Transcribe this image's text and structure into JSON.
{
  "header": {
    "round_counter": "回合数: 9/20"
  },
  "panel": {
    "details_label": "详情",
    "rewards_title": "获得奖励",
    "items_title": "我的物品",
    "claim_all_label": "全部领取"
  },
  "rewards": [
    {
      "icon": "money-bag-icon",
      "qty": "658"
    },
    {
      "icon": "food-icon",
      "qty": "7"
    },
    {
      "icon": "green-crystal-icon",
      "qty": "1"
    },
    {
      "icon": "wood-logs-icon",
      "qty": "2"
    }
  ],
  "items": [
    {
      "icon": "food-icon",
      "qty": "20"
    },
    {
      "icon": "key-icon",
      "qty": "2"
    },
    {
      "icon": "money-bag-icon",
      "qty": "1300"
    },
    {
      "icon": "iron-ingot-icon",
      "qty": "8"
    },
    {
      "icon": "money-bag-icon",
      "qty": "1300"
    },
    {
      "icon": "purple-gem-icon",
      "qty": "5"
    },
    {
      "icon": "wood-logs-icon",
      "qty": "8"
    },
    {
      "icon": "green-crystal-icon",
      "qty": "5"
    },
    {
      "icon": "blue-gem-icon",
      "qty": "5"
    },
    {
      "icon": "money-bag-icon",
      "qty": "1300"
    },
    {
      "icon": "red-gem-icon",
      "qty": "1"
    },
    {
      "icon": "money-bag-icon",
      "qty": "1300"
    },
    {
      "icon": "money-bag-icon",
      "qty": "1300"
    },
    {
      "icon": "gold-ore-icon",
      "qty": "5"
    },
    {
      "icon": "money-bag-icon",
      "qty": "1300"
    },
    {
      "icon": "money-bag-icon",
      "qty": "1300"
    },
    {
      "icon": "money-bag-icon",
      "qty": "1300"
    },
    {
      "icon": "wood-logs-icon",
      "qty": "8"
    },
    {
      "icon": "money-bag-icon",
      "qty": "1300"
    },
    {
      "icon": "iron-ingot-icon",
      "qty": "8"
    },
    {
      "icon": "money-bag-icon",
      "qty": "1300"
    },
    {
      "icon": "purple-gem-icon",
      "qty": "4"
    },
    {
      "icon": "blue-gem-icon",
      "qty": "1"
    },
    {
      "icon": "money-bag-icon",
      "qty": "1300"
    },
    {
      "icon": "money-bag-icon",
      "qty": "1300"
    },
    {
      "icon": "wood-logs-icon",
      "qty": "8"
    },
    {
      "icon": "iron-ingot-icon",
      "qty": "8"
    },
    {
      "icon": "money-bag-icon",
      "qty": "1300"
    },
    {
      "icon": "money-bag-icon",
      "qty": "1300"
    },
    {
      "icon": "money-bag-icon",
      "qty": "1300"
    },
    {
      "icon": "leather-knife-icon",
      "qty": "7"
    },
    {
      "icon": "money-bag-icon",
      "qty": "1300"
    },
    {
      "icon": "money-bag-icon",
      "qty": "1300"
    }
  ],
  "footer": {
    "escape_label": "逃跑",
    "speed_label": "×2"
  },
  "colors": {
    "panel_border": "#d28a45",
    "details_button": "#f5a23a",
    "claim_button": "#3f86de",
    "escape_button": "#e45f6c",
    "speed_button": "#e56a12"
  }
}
^^^^^^^^
## Aim of the task
All of the data above should be transcribed exactly.

## Exercise result
Transcribe this image's text and structure into JSON.
{
  "header": {
    "round_counter": "回合数: 9/20"
  },
  "panel": {
    "details_label": "详情",
    "rewards_title": "获得奖励",
    "items_title": "我的物品",
    "claim_all_label": "全部领取"
  },
  "rewards": [
    {
      "icon": "money-bag-icon",
      "qty": "658"
    },
    {
      "icon": "food-icon",
      "qty": "7"
    },
    {
      "icon": "green-crystal-icon",
      "qty": "1"
    },
    {
      "icon": "wood-logs-icon",
      "qty": "2"
    }
  ],
  "items": [
    {
      "icon": "food-icon",
      "qty": "20"
    },
    {
      "icon": "key-icon",
      "qty": "2"
    },
    {
      "icon": "money-bag-icon",
      "qty": "1300"
    },
    {
      "icon": "iron-ingot-icon",
      "qty": "8"
    },
    {
      "icon": "money-bag-icon",
      "qty": "1300"
    },
    {
      "icon": "purple-gem-icon",
      "qty": "5"
    },
    {
      "icon": "wood-logs-icon",
      "qty": "8"
    },
    {
      "icon": "green-crystal-icon",
      "qty": "5"
    },
    {
      "icon": "blue-gem-icon",
      "qty": "5"
    },
    {
      "icon": "money-bag-icon",
      "qty": "1300"
    },
    {
      "icon": "red-gem-icon",
      "qty": "1"
    },
    {
      "icon": "money-bag-icon",
      "qty": "1300"
    },
    {
      "icon": "money-bag-icon",
      "qty": "1300"
    },
    {
      "icon": "gold-ore-icon",
      "qty": "5"
    },
    {
      "icon": "money-bag-icon",
      "qty": "1300"
    },
    {
      "icon": "money-bag-icon",
      "qty": "1300"
    },
    {
      "icon": "money-bag-icon",
      "qty": "1300"
    },
    {
      "icon": "wood-logs-icon",
      "qty": "8"
    },
    {
      "icon": "money-bag-icon",
      "qty": "1300"
    },
    {
      "icon": "iron-ingot-icon",
      "qty": "8"
    },
    {
      "icon": "money-bag-icon",
      "qty": "1300"
    },
    {
      "icon": "purple-gem-icon",
      "qty": "4"
    },
    {
      "icon": "blue-gem-icon",
      "qty": "1"
    },
    {
      "icon": "money-bag-icon",
      "qty": "1300"
    },
    {
      "icon": "money-bag-icon",
      "qty": "1300"
    },
    {
      "icon": "wood-logs-icon",
      "qty": "8"
    },
    {
      "icon": "iron-ingot-icon",
      "qty": "8"
    },
    {
      "icon": "money-bag-icon",
      "qty": "1300"
    },
    {
      "icon": "money-bag-icon",
      "qty": "1300"
    },
    {
      "icon": "money-bag-icon",
      "qty": "1300"
    },
    {
      "icon": "leather-knife-icon",
      "qty": "7"
    },
    {
      "icon": "money-bag-icon",
      "qty": "1300"
    },
    {
      "icon": "money-bag-icon",
      "qty": "1300"
    }
  ],
  "footer": {
    "escape_label": "逃跑",
    "speed_label": "×2"
  },
  "colors": {
    "panel_border": "#d28a45",
    "details_button": "#f5a23a",
    "claim_button": "#3f86de",
    "escape_button": "#e45f6c",
    "speed_button": "#e56a12"
  }
}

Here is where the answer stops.